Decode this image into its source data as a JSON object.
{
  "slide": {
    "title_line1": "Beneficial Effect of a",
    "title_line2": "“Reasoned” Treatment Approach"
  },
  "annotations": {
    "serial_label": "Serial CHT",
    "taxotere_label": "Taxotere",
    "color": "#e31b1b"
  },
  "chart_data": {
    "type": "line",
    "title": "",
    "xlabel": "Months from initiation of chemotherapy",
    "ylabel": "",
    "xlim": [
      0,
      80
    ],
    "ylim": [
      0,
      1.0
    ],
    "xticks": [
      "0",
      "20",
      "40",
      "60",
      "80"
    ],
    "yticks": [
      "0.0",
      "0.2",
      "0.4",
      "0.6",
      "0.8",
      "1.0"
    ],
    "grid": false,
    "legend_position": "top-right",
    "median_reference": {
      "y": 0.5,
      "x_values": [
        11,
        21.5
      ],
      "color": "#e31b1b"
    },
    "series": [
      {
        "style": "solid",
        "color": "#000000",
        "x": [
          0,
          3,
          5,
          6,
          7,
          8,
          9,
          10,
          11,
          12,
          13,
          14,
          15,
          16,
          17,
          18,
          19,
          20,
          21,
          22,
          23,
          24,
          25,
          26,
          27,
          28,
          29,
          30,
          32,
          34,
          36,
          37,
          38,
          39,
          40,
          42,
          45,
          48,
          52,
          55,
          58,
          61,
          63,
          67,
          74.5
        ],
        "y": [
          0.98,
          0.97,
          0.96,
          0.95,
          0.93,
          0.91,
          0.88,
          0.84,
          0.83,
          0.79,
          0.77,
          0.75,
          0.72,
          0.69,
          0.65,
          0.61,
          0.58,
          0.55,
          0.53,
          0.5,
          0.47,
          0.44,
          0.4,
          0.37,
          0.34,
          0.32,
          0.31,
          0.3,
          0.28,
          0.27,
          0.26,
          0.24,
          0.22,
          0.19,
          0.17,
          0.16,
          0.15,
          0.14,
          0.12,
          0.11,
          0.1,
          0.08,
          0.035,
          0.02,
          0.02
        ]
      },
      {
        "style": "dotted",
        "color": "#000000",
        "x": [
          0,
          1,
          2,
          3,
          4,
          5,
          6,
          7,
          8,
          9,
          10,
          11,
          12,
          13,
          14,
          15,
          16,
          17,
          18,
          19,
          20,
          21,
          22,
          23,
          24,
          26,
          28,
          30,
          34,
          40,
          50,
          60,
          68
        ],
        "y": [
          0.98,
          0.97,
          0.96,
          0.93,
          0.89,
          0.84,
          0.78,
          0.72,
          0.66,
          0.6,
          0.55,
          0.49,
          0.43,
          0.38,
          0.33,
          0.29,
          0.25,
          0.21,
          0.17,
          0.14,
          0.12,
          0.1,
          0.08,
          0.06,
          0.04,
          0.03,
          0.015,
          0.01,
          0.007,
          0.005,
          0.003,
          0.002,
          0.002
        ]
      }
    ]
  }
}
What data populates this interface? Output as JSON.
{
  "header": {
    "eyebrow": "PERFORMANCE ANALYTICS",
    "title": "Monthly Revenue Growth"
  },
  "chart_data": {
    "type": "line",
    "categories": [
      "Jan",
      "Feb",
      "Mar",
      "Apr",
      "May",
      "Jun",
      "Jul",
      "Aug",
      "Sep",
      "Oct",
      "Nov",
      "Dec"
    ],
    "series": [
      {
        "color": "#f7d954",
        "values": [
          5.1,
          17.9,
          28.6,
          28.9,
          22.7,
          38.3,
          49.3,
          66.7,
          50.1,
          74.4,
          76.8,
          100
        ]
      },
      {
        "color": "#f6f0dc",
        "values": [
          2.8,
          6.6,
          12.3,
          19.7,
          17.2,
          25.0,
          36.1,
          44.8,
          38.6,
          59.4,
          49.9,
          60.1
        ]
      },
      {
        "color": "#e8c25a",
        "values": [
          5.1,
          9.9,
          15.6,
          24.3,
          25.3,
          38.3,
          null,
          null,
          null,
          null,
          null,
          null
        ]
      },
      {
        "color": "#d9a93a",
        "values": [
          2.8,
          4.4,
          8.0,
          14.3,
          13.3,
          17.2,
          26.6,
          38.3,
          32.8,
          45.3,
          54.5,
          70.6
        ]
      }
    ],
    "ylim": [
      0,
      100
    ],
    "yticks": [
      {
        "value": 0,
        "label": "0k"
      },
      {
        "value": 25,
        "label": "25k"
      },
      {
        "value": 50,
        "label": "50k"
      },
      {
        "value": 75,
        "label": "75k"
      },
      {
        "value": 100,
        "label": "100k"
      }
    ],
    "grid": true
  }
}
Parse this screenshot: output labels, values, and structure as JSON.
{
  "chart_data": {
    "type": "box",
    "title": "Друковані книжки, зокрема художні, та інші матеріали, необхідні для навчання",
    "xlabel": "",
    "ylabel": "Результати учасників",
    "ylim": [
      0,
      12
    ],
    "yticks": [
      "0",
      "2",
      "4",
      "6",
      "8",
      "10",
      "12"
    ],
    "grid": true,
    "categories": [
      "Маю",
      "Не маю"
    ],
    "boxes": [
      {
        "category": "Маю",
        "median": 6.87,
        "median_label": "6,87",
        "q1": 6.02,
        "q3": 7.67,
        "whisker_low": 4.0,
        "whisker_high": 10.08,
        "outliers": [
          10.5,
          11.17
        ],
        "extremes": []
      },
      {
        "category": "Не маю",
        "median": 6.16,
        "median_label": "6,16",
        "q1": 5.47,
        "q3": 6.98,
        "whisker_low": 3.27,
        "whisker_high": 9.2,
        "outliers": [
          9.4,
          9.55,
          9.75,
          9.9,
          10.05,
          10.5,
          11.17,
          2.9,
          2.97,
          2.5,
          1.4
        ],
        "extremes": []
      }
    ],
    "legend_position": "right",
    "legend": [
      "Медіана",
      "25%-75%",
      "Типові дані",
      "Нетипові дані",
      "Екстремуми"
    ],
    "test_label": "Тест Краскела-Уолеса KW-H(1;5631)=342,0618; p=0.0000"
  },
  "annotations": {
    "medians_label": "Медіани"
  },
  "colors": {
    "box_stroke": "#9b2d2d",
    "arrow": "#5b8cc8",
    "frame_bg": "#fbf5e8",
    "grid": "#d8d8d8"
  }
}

Stated goal:
Write out the entries above word for word.

Result of the exercise:
Decode this image into its source data as a JSON object.
{
  "slide": {
    "title_line1": "Beneficial Effect of a",
    "title_line2": "“Reasoned” Treatment Approach"
  },
  "annotations": {
    "serial_label": "Serial CHT",
    "taxotere_label": "Taxotere",
    "color": "#e31b1b"
  },
  "chart_data": {
    "type": "line",
    "title": "",
    "xlabel": "Months from initiation of chemotherapy",
    "ylabel": "",
    "xlim": [
      0,
      80
    ],
    "ylim": [
      0,
      1.0
    ],
    "xticks": [
      "0",
      "20",
      "40",
      "60",
      "80"
    ],
    "yticks": [
      "0.0",
      "0.2",
      "0.4",
      "0.6",
      "0.8",
      "1.0"
    ],
    "grid": false,
    "legend_position": "top-right",
    "median_reference": {
      "y": 0.5,
      "x_values": [
        11,
        21.5
      ],
      "color": "#e31b1b"
    },
    "series": [
      {
        "style": "solid",
        "color": "#000000",
        "x": [
          0,
          3,
          5,
          6,
          7,
          8,
          9,
          10,
          11,
          12,
          13,
          14,
          15,
          16,
          17,
          18,
          19,
          20,
          21,
          22,
          23,
          24,
          25,
          26,
          27,
          28,
          29,
          30,
          32,
          34,
          36,
          37,
          38,
          39,
          40,
          42,
          45,
          48,
          52,
          55,
          58,
          61,
          63,
          67,
          74.5
        ],
        "y": [
          0.98,
          0.97,
          0.96,
          0.95,
          0.93,
          0.91,
          0.88,
          0.84,
          0.83,
          0.79,
          0.77,
          0.75,
          0.72,
          0.69,
          0.65,
          0.61,
          0.58,
          0.55,
          0.53,
          0.5,
          0.47,
          0.44,
          0.4,
          0.37,
          0.34,
          0.32,
          0.31,
          0.3,
          0.28,
          0.27,
          0.26,
          0.24,
          0.22,
          0.19,
          0.17,
          0.16,
          0.15,
          0.14,
          0.12,
          0.11,
          0.1,
          0.08,
          0.035,
          0.02,
          0.02
        ]
      },
      {
        "style": "dotted",
        "color": "#000000",
        "x": [
          0,
          1,
          2,
          3,
          4,
          5,
          6,
          7,
          8,
          9,
          10,
          11,
          12,
          13,
          14,
          15,
          16,
          17,
          18,
          19,
          20,
          21,
          22,
          23,
          24,
          26,
          28,
          30,
          34,
          40,
          50,
          60,
          68
        ],
        "y": [
          0.98,
          0.97,
          0.96,
          0.93,
          0.89,
          0.84,
          0.78,
          0.72,
          0.66,
          0.6,
          0.55,
          0.49,
          0.43,
          0.38,
          0.33,
          0.29,
          0.25,
          0.21,
          0.17,
          0.14,
          0.12,
          0.1,
          0.08,
          0.06,
          0.04,
          0.03,
          0.015,
          0.01,
          0.007,
          0.005,
          0.003,
          0.002,
          0.002
        ]
      }
    ]
  }
}
What data populates this interface? Output as JSON.
{
  "header": {
    "eyebrow": "PERFORMANCE ANALYTICS",
    "title": "Monthly Revenue Growth"
  },
  "chart_data": {
    "type": "line",
    "categories": [
      "Jan",
      "Feb",
      "Mar",
      "Apr",
      "May",
      "Jun",
      "Jul",
      "Aug",
      "Sep",
      "Oct",
      "Nov",
      "Dec"
    ],
    "series": [
      {
        "color": "#f7d954",
        "values": [
          5.1,
          17.9,
          28.6,
          28.9,
          22.7,
          38.3,
          49.3,
          66.7,
          50.1,
          74.4,
          76.8,
          100
        ]
      },
      {
        "color": "#f6f0dc",
        "values": [
          2.8,
          6.6,
          12.3,
          19.7,
          17.2,
          25.0,
          36.1,
          44.8,
          38.6,
          59.4,
          49.9,
          60.1
        ]
      },
      {
        "color": "#e8c25a",
        "values": [
          5.1,
          9.9,
          15.6,
          24.3,
          25.3,
          38.3,
          null,
          null,
          null,
          null,
          null,
          null
        ]
      },
      {
        "color": "#d9a93a",
        "values": [
          2.8,
          4.4,
          8.0,
          14.3,
          13.3,
          17.2,
          26.6,
          38.3,
          32.8,
          45.3,
          54.5,
          70.6
        ]
      }
    ],
    "ylim": [
      0,
      100
    ],
    "yticks": [
      {
        "value": 0,
        "label": "0k"
      },
      {
        "value": 25,
        "label": "25k"
      },
      {
        "value": 50,
        "label": "50k"
      },
      {
        "value": 75,
        "label": "75k"
      },
      {
        "value": 100,
        "label": "100k"
      }
    ],
    "grid": true
  }
}
Parse this screenshot: output labels, values, and structure as JSON.
{
  "chart_data": {
    "type": "box",
    "title": "Друковані книжки, зокрема художні, та інші матеріали, необхідні для навчання",
    "xlabel": "",
    "ylabel": "Результати учасників",
    "ylim": [
      0,
      12
    ],
    "yticks": [
      "0",
      "2",
      "4",
      "6",
      "8",
      "10",
      "12"
    ],
    "grid": true,
    "categories": [
      "Маю",
      "Не маю"
    ],
    "boxes": [
      {
        "category": "Маю",
        "median": 6.87,
        "median_label": "6,87",
        "q1": 6.02,
        "q3": 7.67,
        "whisker_low": 4.0,
        "whisker_high": 10.08,
        "outliers": [
          10.5,
          11.17
        ],
        "extremes": []
      },
      {
        "category": "Не маю",
        "median": 6.16,
        "median_label": "6,16",
        "q1": 5.47,
        "q3": 6.98,
        "whisker_low": 3.27,
        "whisker_high": 9.2,
        "outliers": [
          9.4,
          9.55,
          9.75,
          9.9,
          10.05,
          10.5,
          11.17,
          2.9,
          2.97,
          2.5,
          1.4
        ],
        "extremes": []
      }
    ],
    "legend_position": "right",
    "legend": [
      "Медіана",
      "25%-75%",
      "Типові дані",
      "Нетипові дані",
      "Екстремуми"
    ],
    "test_label": "Тест Краскела-Уолеса KW-H(1;5631)=342,0618; p=0.0000"
  },
  "annotations": {
    "medians_label": "Медіани"
  },
  "colors": {
    "box_stroke": "#9b2d2d",
    "arrow": "#5b8cc8",
    "frame_bg": "#fbf5e8",
    "grid": "#d8d8d8"
  }
}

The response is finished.